### [Stored records]
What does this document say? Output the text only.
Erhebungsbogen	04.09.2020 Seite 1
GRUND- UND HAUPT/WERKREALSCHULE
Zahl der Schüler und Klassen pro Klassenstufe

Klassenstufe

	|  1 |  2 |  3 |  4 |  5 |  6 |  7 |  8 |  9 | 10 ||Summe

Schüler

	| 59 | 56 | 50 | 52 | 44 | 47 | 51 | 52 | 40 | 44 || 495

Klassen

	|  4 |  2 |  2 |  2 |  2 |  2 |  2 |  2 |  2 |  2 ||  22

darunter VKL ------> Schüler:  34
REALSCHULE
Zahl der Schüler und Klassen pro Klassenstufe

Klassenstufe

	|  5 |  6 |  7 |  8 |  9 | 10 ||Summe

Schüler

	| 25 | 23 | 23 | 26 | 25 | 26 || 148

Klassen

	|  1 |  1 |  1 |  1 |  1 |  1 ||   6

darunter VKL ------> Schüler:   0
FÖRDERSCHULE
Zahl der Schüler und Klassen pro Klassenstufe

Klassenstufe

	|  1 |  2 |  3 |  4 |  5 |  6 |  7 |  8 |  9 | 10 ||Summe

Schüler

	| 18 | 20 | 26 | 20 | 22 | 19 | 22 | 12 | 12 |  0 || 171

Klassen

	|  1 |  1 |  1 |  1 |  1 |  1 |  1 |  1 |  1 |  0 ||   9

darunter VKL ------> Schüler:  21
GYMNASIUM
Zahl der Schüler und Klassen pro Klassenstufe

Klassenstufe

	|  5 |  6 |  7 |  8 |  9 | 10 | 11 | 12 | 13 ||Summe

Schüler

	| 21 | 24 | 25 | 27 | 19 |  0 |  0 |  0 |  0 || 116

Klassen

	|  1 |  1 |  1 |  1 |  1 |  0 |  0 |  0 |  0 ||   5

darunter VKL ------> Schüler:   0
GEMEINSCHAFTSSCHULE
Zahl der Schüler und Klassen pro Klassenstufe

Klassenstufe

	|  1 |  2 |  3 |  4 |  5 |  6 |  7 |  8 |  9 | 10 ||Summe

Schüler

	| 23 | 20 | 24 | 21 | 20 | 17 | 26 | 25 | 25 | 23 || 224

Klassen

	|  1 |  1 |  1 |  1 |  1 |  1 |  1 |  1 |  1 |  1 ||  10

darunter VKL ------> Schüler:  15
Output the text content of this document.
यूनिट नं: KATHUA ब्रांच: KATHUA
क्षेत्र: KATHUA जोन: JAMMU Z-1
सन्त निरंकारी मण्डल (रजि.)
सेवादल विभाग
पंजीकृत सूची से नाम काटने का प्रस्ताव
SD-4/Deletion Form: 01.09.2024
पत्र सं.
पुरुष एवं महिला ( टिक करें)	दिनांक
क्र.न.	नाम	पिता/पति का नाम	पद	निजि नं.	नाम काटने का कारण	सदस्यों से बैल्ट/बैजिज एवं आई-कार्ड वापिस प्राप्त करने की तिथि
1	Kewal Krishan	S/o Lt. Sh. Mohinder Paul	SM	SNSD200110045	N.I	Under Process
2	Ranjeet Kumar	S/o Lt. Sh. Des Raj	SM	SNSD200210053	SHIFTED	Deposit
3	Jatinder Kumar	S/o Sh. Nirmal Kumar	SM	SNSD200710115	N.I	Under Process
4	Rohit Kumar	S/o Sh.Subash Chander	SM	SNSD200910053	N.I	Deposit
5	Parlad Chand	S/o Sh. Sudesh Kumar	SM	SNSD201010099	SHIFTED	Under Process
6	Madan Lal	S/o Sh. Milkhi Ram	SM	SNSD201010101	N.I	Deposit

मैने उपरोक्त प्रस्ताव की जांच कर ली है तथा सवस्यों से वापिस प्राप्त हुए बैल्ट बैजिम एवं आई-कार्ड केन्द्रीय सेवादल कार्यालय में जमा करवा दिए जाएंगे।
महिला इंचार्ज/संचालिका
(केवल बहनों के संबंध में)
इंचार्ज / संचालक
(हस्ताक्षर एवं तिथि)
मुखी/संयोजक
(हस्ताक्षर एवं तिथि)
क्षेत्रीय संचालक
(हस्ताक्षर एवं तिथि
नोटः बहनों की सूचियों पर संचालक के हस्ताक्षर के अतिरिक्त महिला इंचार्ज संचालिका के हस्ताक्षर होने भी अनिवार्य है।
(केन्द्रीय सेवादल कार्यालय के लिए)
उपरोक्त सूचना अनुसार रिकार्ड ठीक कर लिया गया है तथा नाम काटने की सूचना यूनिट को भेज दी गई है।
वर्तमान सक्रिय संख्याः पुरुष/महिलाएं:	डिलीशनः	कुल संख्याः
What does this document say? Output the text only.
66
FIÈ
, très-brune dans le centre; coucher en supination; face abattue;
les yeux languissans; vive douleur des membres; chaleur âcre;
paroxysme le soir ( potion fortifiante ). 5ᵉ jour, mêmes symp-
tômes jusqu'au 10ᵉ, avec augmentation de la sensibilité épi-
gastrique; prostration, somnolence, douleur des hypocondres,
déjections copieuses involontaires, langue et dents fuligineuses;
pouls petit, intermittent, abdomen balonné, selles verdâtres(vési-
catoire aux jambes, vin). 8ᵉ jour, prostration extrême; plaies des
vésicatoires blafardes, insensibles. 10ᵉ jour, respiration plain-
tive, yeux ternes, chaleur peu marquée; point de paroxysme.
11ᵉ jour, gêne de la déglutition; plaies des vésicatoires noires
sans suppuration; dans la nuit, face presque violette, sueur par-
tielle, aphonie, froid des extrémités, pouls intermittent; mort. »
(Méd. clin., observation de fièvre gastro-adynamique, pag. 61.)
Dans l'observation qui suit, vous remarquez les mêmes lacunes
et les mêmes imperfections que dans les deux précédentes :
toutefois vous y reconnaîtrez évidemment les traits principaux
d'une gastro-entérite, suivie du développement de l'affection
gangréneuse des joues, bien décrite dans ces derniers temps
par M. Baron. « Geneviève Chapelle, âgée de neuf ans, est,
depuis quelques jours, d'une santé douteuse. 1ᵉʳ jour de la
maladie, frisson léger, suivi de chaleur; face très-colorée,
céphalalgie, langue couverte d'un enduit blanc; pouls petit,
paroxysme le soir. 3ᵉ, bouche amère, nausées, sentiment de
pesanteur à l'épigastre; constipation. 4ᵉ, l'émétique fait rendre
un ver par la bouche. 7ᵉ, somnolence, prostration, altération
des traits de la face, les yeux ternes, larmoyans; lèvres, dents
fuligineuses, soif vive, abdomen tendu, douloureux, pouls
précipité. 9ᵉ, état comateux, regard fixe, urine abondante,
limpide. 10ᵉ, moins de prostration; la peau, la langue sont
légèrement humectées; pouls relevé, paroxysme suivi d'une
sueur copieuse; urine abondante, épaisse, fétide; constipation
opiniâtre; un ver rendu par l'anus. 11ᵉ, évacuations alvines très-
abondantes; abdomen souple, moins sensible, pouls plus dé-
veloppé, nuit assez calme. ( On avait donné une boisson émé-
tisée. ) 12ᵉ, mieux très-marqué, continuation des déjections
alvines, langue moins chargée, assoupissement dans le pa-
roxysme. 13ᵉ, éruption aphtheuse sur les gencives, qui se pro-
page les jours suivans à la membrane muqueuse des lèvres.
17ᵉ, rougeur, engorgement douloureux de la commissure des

### [Problem to solve]
The records above are to be repeated exactly, in their entirety.

### [Task response]
What does this document say? Output the text only.
Erhebungsbogen	04.09.2020 Seite 1
GRUND- UND HAUPT/WERKREALSCHULE
Zahl der Schüler und Klassen pro Klassenstufe

Klassenstufe

	|  1 |  2 |  3 |  4 |  5 |  6 |  7 |  8 |  9 | 10 ||Summe

Schüler

	| 59 | 56 | 50 | 52 | 44 | 47 | 51 | 52 | 40 | 44 || 495

Klassen

	|  4 |  2 |  2 |  2 |  2 |  2 |  2 |  2 |  2 |  2 ||  22

darunter VKL ------> Schüler:  34
REALSCHULE
Zahl der Schüler und Klassen pro Klassenstufe

Klassenstufe

	|  5 |  6 |  7 |  8 |  9 | 10 ||Summe

Schüler

	| 25 | 23 | 23 | 26 | 25 | 26 || 148

Klassen

	|  1 |  1 |  1 |  1 |  1 |  1 ||   6

darunter VKL ------> Schüler:   0
FÖRDERSCHULE
Zahl der Schüler und Klassen pro Klassenstufe

Klassenstufe

	|  1 |  2 |  3 |  4 |  5 |  6 |  7 |  8 |  9 | 10 ||Summe

Schüler

	| 18 | 20 | 26 | 20 | 22 | 19 | 22 | 12 | 12 |  0 || 171

Klassen

	|  1 |  1 |  1 |  1 |  1 |  1 |  1 |  1 |  1 |  0 ||   9

darunter VKL ------> Schüler:  21
GYMNASIUM
Zahl der Schüler und Klassen pro Klassenstufe

Klassenstufe

	|  5 |  6 |  7 |  8 |  9 | 10 | 11 | 12 | 13 ||Summe

Schüler

	| 21 | 24 | 25 | 27 | 19 |  0 |  0 |  0 |  0 || 116

Klassen

	|  1 |  1 |  1 |  1 |  1 |  0 |  0 |  0 |  0 ||   5

darunter VKL ------> Schüler:   0
GEMEINSCHAFTSSCHULE
Zahl der Schüler und Klassen pro Klassenstufe

Klassenstufe

	|  1 |  2 |  3 |  4 |  5 |  6 |  7 |  8 |  9 | 10 ||Summe

Schüler

	| 23 | 20 | 24 | 21 | 20 | 17 | 26 | 25 | 25 | 23 || 224

Klassen

	|  1 |  1 |  1 |  1 |  1 |  1 |  1 |  1 |  1 |  1 ||  10

darunter VKL ------> Schüler:  15
Output the text content of this document.
यूनिट नं: KATHUA ब्रांच: KATHUA
क्षेत्र: KATHUA जोन: JAMMU Z-1
सन्त निरंकारी मण्डल (रजि.)
सेवादल विभाग
पंजीकृत सूची से नाम काटने का प्रस्ताव
SD-4/Deletion Form: 01.09.2024
पत्र सं.
पुरुष एवं महिला ( टिक करें)	दिनांक
क्र.न.	नाम	पिता/पति का नाम	पद	निजि नं.	नाम काटने का कारण	सदस्यों से बैल्ट/बैजिज एवं आई-कार्ड वापिस प्राप्त करने की तिथि
1	Kewal Krishan	S/o Lt. Sh. Mohinder Paul	SM	SNSD200110045	N.I	Under Process
2	Ranjeet Kumar	S/o Lt. Sh. Des Raj	SM	SNSD200210053	SHIFTED	Deposit
3	Jatinder Kumar	S/o Sh. Nirmal Kumar	SM	SNSD200710115	N.I	Under Process
4	Rohit Kumar	S/o Sh.Subash Chander	SM	SNSD200910053	N.I	Deposit
5	Parlad Chand	S/o Sh. Sudesh Kumar	SM	SNSD201010099	SHIFTED	Under Process
6	Madan Lal	S/o Sh. Milkhi Ram	SM	SNSD201010101	N.I	Deposit

मैने उपरोक्त प्रस्ताव की जांच कर ली है तथा सवस्यों से वापिस प्राप्त हुए बैल्ट बैजिम एवं आई-कार्ड केन्द्रीय सेवादल कार्यालय में जमा करवा दिए जाएंगे।
महिला इंचार्ज/संचालिका
(केवल बहनों के संबंध में)
इंचार्ज / संचालक
(हस्ताक्षर एवं तिथि)
मुखी/संयोजक
(हस्ताक्षर एवं तिथि)
क्षेत्रीय संचालक
(हस्ताक्षर एवं तिथि
नोटः बहनों की सूचियों पर संचालक के हस्ताक्षर के अतिरिक्त महिला इंचार्ज संचालिका के हस्ताक्षर होने भी अनिवार्य है।
(केन्द्रीय सेवादल कार्यालय के लिए)
उपरोक्त सूचना अनुसार रिकार्ड ठीक कर लिया गया है तथा नाम काटने की सूचना यूनिट को भेज दी गई है।
वर्तमान सक्रिय संख्याः पुरुष/महिलाएं:	डिलीशनः	कुल संख्याः
What does this document say? Output the text only.
66
FIÈ
, très-brune dans le centre; coucher en supination; face abattue;
les yeux languissans; vive douleur des membres; chaleur âcre;
paroxysme le soir ( potion fortifiante ). 5ᵉ jour, mêmes symp-
tômes jusqu'au 10ᵉ, avec augmentation de la sensibilité épi-
gastrique; prostration, somnolence, douleur des hypocondres,
déjections copieuses involontaires, langue et dents fuligineuses;
pouls petit, intermittent, abdomen balonné, selles verdâtres(vési-
catoire aux jambes, vin). 8ᵉ jour, prostration extrême; plaies des
vésicatoires blafardes, insensibles. 10ᵉ jour, respiration plain-
tive, yeux ternes, chaleur peu marquée; point de paroxysme.
11ᵉ jour, gêne de la déglutition; plaies des vésicatoires noires
sans suppuration; dans la nuit, face presque violette, sueur par-
tielle, aphonie, froid des extrémités, pouls intermittent; mort. »
(Méd. clin., observation de fièvre gastro-adynamique, pag. 61.)
Dans l'observation qui suit, vous remarquez les mêmes lacunes
et les mêmes imperfections que dans les deux précédentes :
toutefois vous y reconnaîtrez évidemment les traits principaux
d'une gastro-entérite, suivie du développement de l'affection
gangréneuse des joues, bien décrite dans ces derniers temps
par M. Baron. « Geneviève Chapelle, âgée de neuf ans, est,
depuis quelques jours, d'une santé douteuse. 1ᵉʳ jour de la
maladie, frisson léger, suivi de chaleur; face très-colorée,
céphalalgie, langue couverte d'un enduit blanc; pouls petit,
paroxysme le soir. 3ᵉ, bouche amère, nausées, sentiment de
pesanteur à l'épigastre; constipation. 4ᵉ, l'émétique fait rendre
un ver par la bouche. 7ᵉ, somnolence, prostration, altération
des traits de la face, les yeux ternes, larmoyans; lèvres, dents
fuligineuses, soif vive, abdomen tendu, douloureux, pouls
précipité. 9ᵉ, état comateux, regard fixe, urine abondante,
limpide. 10ᵉ, moins de prostration; la peau, la langue sont
légèrement humectées; pouls relevé, paroxysme suivi d'une
sueur copieuse; urine abondante, épaisse, fétide; constipation
opiniâtre; un ver rendu par l'anus. 11ᵉ, évacuations alvines très-
abondantes; abdomen souple, moins sensible, pouls plus dé-
veloppé, nuit assez calme. ( On avait donné une boisson émé-
tisée. ) 12ᵉ, mieux très-marqué, continuation des déjections
alvines, langue moins chargée, assoupissement dans le pa-
roxysme. 13ᵉ, éruption aphtheuse sur les gencives, qui se pro-
page les jours suivans à la membrane muqueuse des lèvres.
17ᵉ, rougeur, engorgement douloureux de la commissure des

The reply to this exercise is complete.